==== Data provided
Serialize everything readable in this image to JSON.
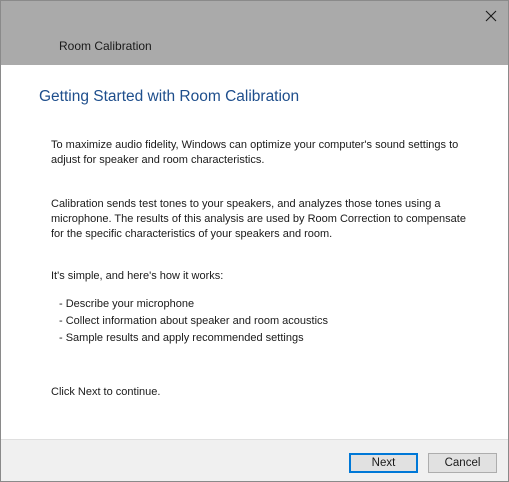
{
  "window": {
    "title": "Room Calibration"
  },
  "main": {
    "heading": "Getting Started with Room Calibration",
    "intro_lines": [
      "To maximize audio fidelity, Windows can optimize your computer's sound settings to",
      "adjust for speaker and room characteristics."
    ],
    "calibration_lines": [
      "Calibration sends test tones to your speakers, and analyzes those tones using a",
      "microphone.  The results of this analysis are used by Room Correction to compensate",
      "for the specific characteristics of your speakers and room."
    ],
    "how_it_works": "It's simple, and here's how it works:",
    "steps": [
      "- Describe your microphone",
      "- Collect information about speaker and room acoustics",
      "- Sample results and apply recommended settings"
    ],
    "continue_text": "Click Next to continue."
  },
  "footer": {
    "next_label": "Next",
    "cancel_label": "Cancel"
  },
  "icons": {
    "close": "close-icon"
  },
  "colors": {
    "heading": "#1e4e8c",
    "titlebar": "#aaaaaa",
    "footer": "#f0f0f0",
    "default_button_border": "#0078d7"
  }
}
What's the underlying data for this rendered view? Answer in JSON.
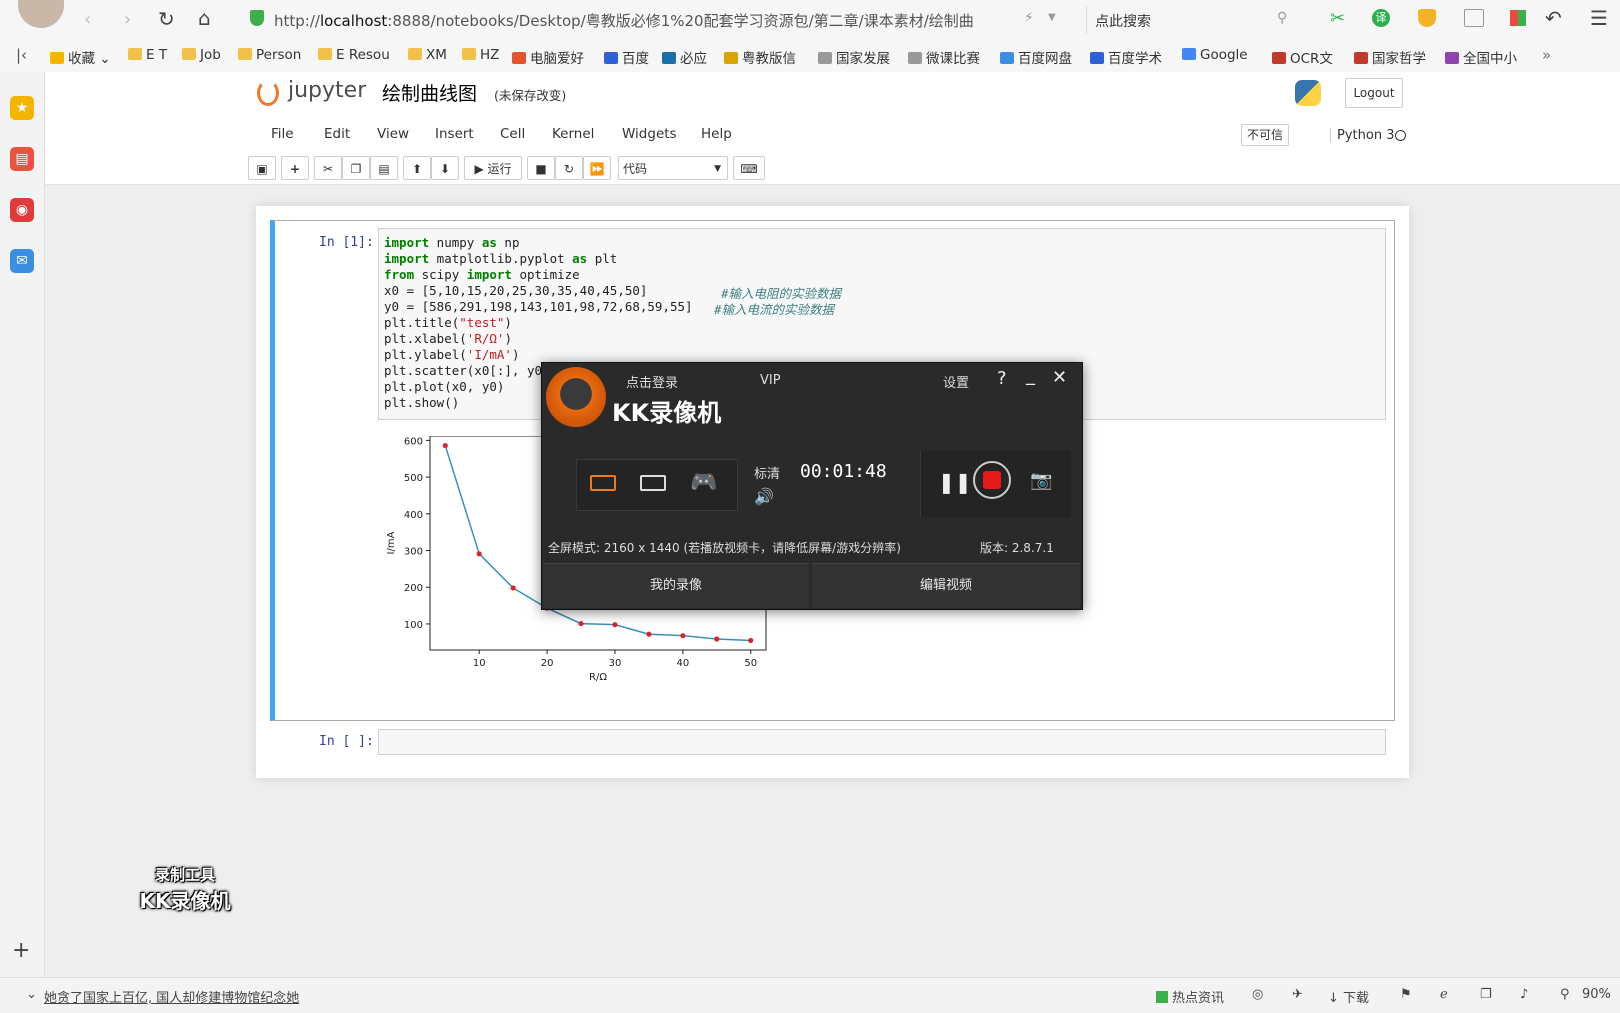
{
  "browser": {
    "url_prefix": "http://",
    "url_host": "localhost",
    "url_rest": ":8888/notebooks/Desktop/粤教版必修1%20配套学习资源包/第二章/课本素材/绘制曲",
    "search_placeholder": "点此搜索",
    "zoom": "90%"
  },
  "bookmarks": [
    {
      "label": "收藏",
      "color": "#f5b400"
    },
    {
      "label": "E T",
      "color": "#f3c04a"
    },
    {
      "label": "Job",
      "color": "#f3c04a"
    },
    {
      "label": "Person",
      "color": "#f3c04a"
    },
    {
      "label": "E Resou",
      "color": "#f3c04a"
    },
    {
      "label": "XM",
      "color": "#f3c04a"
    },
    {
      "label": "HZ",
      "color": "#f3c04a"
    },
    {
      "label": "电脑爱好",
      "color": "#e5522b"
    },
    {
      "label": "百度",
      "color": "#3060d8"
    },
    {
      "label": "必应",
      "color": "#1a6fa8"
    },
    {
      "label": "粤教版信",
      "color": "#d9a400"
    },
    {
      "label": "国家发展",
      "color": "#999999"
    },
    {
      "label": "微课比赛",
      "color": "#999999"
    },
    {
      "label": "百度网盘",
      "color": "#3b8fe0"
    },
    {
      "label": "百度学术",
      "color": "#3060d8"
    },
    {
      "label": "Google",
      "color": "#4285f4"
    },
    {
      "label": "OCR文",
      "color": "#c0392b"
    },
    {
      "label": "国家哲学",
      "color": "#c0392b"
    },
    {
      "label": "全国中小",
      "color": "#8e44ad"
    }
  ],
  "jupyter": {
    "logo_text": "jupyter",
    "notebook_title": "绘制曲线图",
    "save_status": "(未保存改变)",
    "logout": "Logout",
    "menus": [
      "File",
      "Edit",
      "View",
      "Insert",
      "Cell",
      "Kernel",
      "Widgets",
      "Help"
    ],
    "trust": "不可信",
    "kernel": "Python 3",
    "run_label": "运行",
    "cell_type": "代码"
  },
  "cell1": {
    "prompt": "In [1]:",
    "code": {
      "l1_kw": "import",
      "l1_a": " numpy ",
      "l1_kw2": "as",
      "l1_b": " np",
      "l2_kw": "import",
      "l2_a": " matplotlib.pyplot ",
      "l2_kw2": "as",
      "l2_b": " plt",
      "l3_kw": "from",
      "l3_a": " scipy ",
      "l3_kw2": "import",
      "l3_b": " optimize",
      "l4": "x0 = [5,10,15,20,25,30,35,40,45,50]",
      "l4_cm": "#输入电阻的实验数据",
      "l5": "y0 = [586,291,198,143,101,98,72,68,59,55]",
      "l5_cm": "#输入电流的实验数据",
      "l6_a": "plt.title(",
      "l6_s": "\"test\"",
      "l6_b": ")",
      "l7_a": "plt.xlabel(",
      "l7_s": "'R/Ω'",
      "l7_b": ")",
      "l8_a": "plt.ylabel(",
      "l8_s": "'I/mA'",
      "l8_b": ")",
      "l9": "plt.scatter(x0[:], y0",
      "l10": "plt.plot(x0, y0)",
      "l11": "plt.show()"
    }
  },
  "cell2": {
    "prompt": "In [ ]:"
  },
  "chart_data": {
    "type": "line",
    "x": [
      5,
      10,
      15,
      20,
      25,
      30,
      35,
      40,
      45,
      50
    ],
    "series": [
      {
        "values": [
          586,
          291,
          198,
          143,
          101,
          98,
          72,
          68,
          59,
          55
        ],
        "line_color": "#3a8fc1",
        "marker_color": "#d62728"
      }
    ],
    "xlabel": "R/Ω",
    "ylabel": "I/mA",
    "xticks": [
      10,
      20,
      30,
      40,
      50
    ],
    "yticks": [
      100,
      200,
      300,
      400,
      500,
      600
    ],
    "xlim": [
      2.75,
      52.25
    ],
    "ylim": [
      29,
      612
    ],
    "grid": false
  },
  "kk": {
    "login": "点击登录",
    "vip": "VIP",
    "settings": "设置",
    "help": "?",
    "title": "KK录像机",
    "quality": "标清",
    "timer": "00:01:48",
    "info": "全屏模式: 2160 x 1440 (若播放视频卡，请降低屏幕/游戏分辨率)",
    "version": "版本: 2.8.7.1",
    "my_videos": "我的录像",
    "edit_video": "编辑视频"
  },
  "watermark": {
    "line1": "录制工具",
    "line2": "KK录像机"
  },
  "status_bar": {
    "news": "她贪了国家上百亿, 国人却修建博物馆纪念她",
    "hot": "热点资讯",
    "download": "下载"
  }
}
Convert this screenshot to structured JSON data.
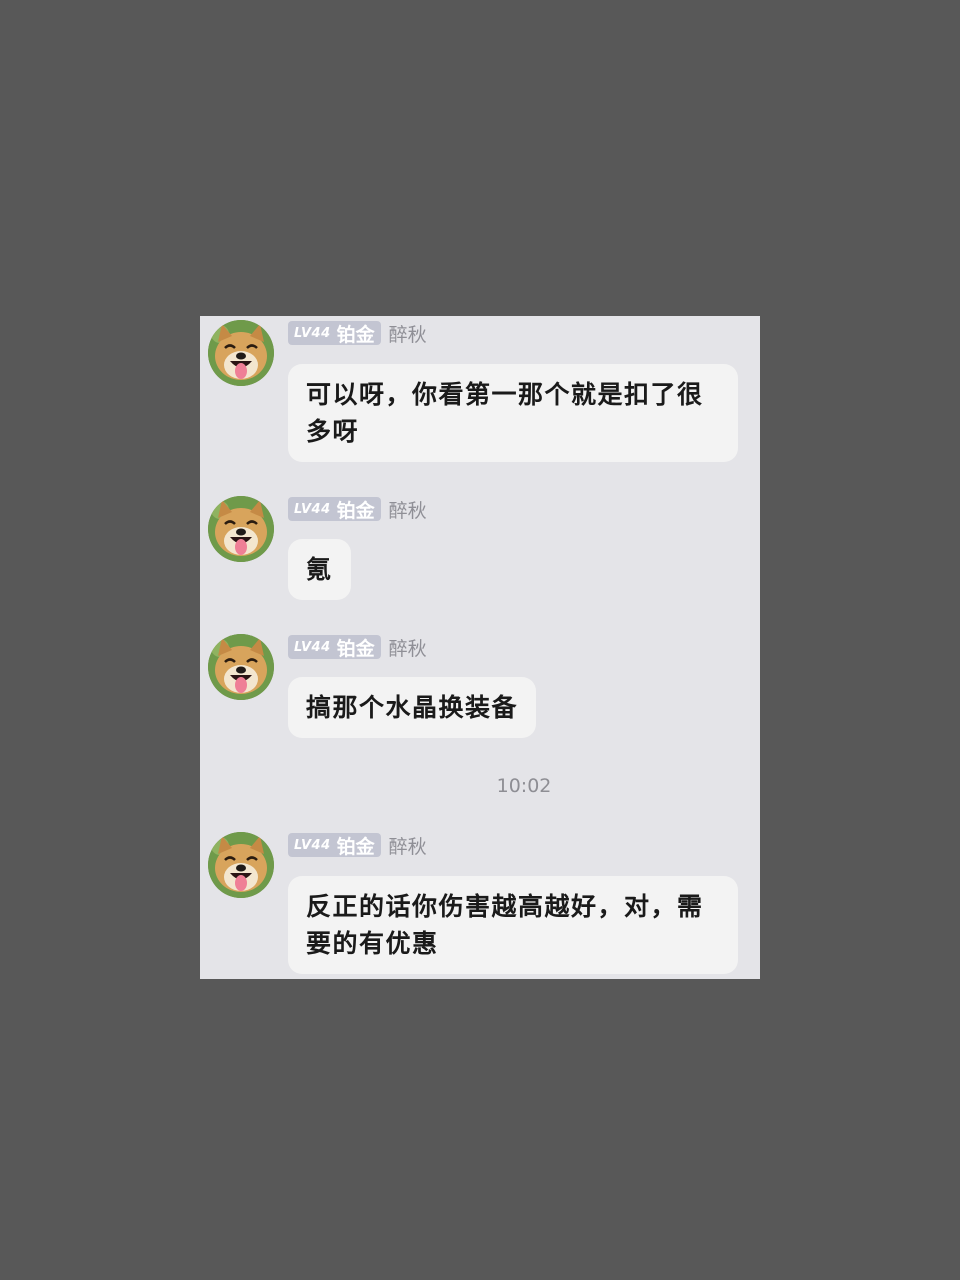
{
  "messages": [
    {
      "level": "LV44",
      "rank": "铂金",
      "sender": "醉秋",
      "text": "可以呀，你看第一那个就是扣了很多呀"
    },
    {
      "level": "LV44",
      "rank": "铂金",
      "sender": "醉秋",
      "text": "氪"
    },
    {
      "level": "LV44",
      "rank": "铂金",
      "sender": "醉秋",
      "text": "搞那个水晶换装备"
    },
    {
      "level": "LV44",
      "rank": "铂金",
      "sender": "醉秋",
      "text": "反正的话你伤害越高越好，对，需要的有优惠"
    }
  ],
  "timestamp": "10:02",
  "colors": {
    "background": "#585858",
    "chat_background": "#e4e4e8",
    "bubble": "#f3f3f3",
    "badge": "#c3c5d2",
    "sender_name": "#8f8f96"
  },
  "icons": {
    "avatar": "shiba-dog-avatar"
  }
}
========
- _Prompt_: Copy everything in the records above except the pictures, exactly as written.

- _Worked answer_:
Serialize everything readable in this image to JSON.
{
  "window": {
    "title": "Room Calibration"
  },
  "main": {
    "heading": "Getting Started with Room Calibration",
    "intro_lines": [
      "To maximize audio fidelity, Windows can optimize your computer's sound settings to",
      "adjust for speaker and room characteristics."
    ],
    "calibration_lines": [
      "Calibration sends test tones to your speakers, and analyzes those tones using a",
      "microphone.  The results of this analysis are used by Room Correction to compensate",
      "for the specific characteristics of your speakers and room."
    ],
    "how_it_works": "It's simple, and here's how it works:",
    "steps": [
      "- Describe your microphone",
      "- Collect information about speaker and room acoustics",
      "- Sample results and apply recommended settings"
    ],
    "continue_text": "Click Next to continue."
  },
  "footer": {
    "next_label": "Next",
    "cancel_label": "Cancel"
  },
  "icons": {
    "close": "close-icon"
  },
  "colors": {
    "heading": "#1e4e8c",
    "titlebar": "#aaaaaa",
    "footer": "#f0f0f0",
    "default_button_border": "#0078d7"
  }
}
What's the underlying data for this rendered view? Answer in JSON.
{
  "browser": {
    "url_prefix": "http://",
    "url_host": "localhost",
    "url_rest": ":8888/notebooks/Desktop/粤教版必修1%20配套学习资源包/第二章/课本素材/绘制曲",
    "search_placeholder": "点此搜索",
    "zoom": "90%"
  },
  "bookmarks": [
    {
      "label": "收藏",
      "color": "#f5b400"
    },
    {
      "label": "E T",
      "color": "#f3c04a"
    },
    {
      "label": "Job",
      "color": "#f3c04a"
    },
    {
      "label": "Person",
      "color": "#f3c04a"
    },
    {
      "label": "E Resou",
      "color": "#f3c04a"
    },
    {
      "label": "XM",
      "color": "#f3c04a"
    },
    {
      "label": "HZ",
      "color": "#f3c04a"
    },
    {
      "label": "电脑爱好",
      "color": "#e5522b"
    },
    {
      "label": "百度",
      "color": "#3060d8"
    },
    {
      "label": "必应",
      "color": "#1a6fa8"
    },
    {
      "label": "粤教版信",
      "color": "#d9a400"
    },
    {
      "label": "国家发展",
      "color": "#999999"
    },
    {
      "label": "微课比赛",
      "color": "#999999"
    },
    {
      "label": "百度网盘",
      "color": "#3b8fe0"
    },
    {
      "label": "百度学术",
      "color": "#3060d8"
    },
    {
      "label": "Google",
      "color": "#4285f4"
    },
    {
      "label": "OCR文",
      "color": "#c0392b"
    },
    {
      "label": "国家哲学",
      "color": "#c0392b"
    },
    {
      "label": "全国中小",
      "color": "#8e44ad"
    }
  ],
  "jupyter": {
    "logo_text": "jupyter",
    "notebook_title": "绘制曲线图",
    "save_status": "(未保存改变)",
    "logout": "Logout",
    "menus": [
      "File",
      "Edit",
      "View",
      "Insert",
      "Cell",
      "Kernel",
      "Widgets",
      "Help"
    ],
    "trust": "不可信",
    "kernel": "Python 3",
    "run_label": "运行",
    "cell_type": "代码"
  },
  "cell1": {
    "prompt": "In [1]:",
    "code": {
      "l1_kw": "import",
      "l1_a": " numpy ",
      "l1_kw2": "as",
      "l1_b": " np",
      "l2_kw": "import",
      "l2_a": " matplotlib.pyplot ",
      "l2_kw2": "as",
      "l2_b": " plt",
      "l3_kw": "from",
      "l3_a": " scipy ",
      "l3_kw2": "import",
      "l3_b": " optimize",
      "l4": "x0 = [5,10,15,20,25,30,35,40,45,50]",
      "l4_cm": "#输入电阻的实验数据",
      "l5": "y0 = [586,291,198,143,101,98,72,68,59,55]",
      "l5_cm": "#输入电流的实验数据",
      "l6_a": "plt.title(",
      "l6_s": "\"test\"",
      "l6_b": ")",
      "l7_a": "plt.xlabel(",
      "l7_s": "'R/Ω'",
      "l7_b": ")",
      "l8_a": "plt.ylabel(",
      "l8_s": "'I/mA'",
      "l8_b": ")",
      "l9": "plt.scatter(x0[:], y0",
      "l10": "plt.plot(x0, y0)",
      "l11": "plt.show()"
    }
  },
  "cell2": {
    "prompt": "In [ ]:"
  },
  "chart_data": {
    "type": "line",
    "x": [
      5,
      10,
      15,
      20,
      25,
      30,
      35,
      40,
      45,
      50
    ],
    "series": [
      {
        "values": [
          586,
          291,
          198,
          143,
          101,
          98,
          72,
          68,
          59,
          55
        ],
        "line_color": "#3a8fc1",
        "marker_color": "#d62728"
      }
    ],
    "xlabel": "R/Ω",
    "ylabel": "I/mA",
    "xticks": [
      10,
      20,
      30,
      40,
      50
    ],
    "yticks": [
      100,
      200,
      300,
      400,
      500,
      600
    ],
    "xlim": [
      2.75,
      52.25
    ],
    "ylim": [
      29,
      612
    ],
    "grid": false
  },
  "kk": {
    "login": "点击登录",
    "vip": "VIP",
    "settings": "设置",
    "help": "?",
    "title": "KK录像机",
    "quality": "标清",
    "timer": "00:01:48",
    "info": "全屏模式: 2160 x 1440 (若播放视频卡，请降低屏幕/游戏分辨率)",
    "version": "版本: 2.8.7.1",
    "my_videos": "我的录像",
    "edit_video": "编辑视频"
  },
  "watermark": {
    "line1": "录制工具",
    "line2": "KK录像机"
  },
  "status_bar": {
    "news": "她贪了国家上百亿, 国人却修建博物馆纪念她",
    "hot": "热点资讯",
    "download": "下载"
  }
}
Convert this screenshot to structured JSON data.
{
  "messages": [
    {
      "level": "LV44",
      "rank": "铂金",
      "sender": "醉秋",
      "text": "可以呀，你看第一那个就是扣了很多呀"
    },
    {
      "level": "LV44",
      "rank": "铂金",
      "sender": "醉秋",
      "text": "氪"
    },
    {
      "level": "LV44",
      "rank": "铂金",
      "sender": "醉秋",
      "text": "搞那个水晶换装备"
    },
    {
      "level": "LV44",
      "rank": "铂金",
      "sender": "醉秋",
      "text": "反正的话你伤害越高越好，对，需要的有优惠"
    }
  ],
  "timestamp": "10:02",
  "colors": {
    "background": "#585858",
    "chat_background": "#e4e4e8",
    "bubble": "#f3f3f3",
    "badge": "#c3c5d2",
    "sender_name": "#8f8f96"
  },
  "icons": {
    "avatar": "shiba-dog-avatar"
  }
}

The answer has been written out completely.